_The task_.
Exclude any images and output the remaining records exactly.

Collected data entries
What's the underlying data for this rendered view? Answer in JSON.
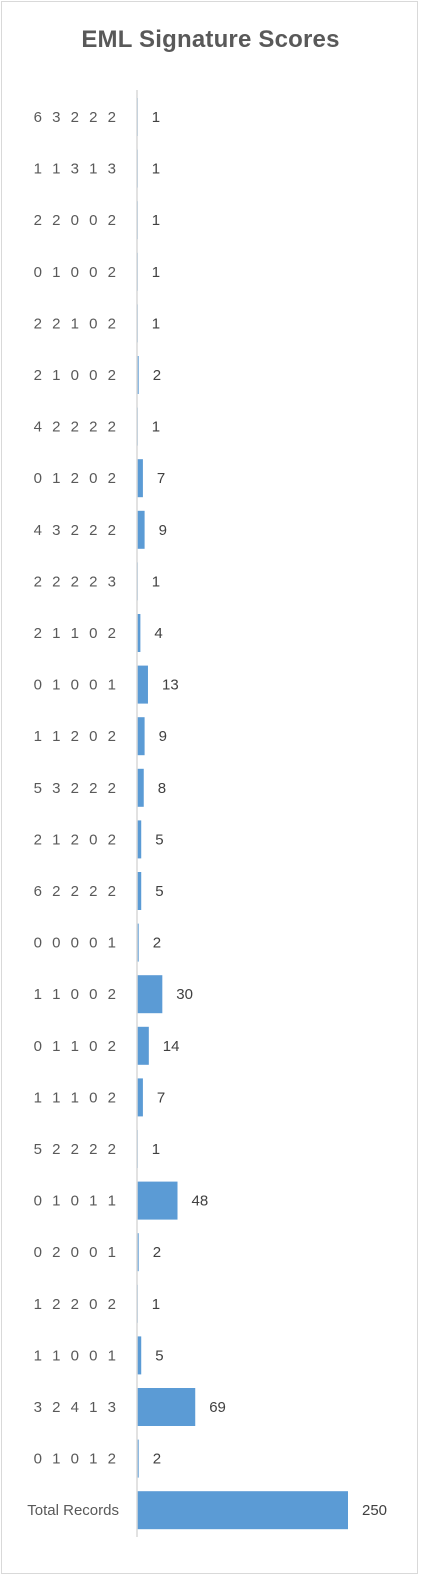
{
  "chart_data": {
    "type": "bar",
    "orientation": "horizontal",
    "title": "EML Signature Scores",
    "xlabel": "",
    "ylabel": "",
    "categories": [
      "6 3 2 2 2",
      "1 1 3 1 3",
      "2 2 0 0 2",
      "0 1 0 0 2",
      "2 2 1 0 2",
      "2 1 0 0 2",
      "4 2 2 2 2",
      "0 1 2 0 2",
      "4 3 2 2 2",
      "2 2 2 2 3",
      "2 1 1 0 2",
      "0 1 0 0 1",
      "1 1 2 0 2",
      "5 3 2 2 2",
      "2 1 2 0 2",
      "6 2 2 2 2",
      "0 0 0 0 1",
      "1 1 0 0 2",
      "0 1 1 0 2",
      "1 1 1 0 2",
      "5 2 2 2 2",
      "0 1 0 1 1",
      "0 2 0 0 1",
      "1 2 2 0 2",
      "1 1 0 0 1",
      "3 2 4 1 3",
      "0 1 0 1 2",
      "Total Records"
    ],
    "values": [
      1,
      1,
      1,
      1,
      1,
      2,
      1,
      7,
      9,
      1,
      4,
      13,
      9,
      8,
      5,
      5,
      2,
      30,
      14,
      7,
      1,
      48,
      2,
      1,
      5,
      69,
      2,
      250
    ],
    "xlim": [
      0,
      250
    ],
    "grid": false,
    "legend": "none",
    "data_labels": true,
    "colors": {
      "bar": "#5b9bd5",
      "axis": "#d9d9d9",
      "text": "#595959"
    }
  }
}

_Complete response_.
What's the underlying data for this rendered view? Answer in JSON.
{
  "chart_data": {
    "type": "bar",
    "orientation": "horizontal",
    "title": "EML Signature Scores",
    "xlabel": "",
    "ylabel": "",
    "categories": [
      "6 3 2 2 2",
      "1 1 3 1 3",
      "2 2 0 0 2",
      "0 1 0 0 2",
      "2 2 1 0 2",
      "2 1 0 0 2",
      "4 2 2 2 2",
      "0 1 2 0 2",
      "4 3 2 2 2",
      "2 2 2 2 3",
      "2 1 1 0 2",
      "0 1 0 0 1",
      "1 1 2 0 2",
      "5 3 2 2 2",
      "2 1 2 0 2",
      "6 2 2 2 2",
      "0 0 0 0 1",
      "1 1 0 0 2",
      "0 1 1 0 2",
      "1 1 1 0 2",
      "5 2 2 2 2",
      "0 1 0 1 1",
      "0 2 0 0 1",
      "1 2 2 0 2",
      "1 1 0 0 1",
      "3 2 4 1 3",
      "0 1 0 1 2",
      "Total Records"
    ],
    "values": [
      1,
      1,
      1,
      1,
      1,
      2,
      1,
      7,
      9,
      1,
      4,
      13,
      9,
      8,
      5,
      5,
      2,
      30,
      14,
      7,
      1,
      48,
      2,
      1,
      5,
      69,
      2,
      250
    ],
    "xlim": [
      0,
      250
    ],
    "grid": false,
    "legend": "none",
    "data_labels": true,
    "colors": {
      "bar": "#5b9bd5",
      "axis": "#d9d9d9",
      "text": "#595959"
    }
  }
}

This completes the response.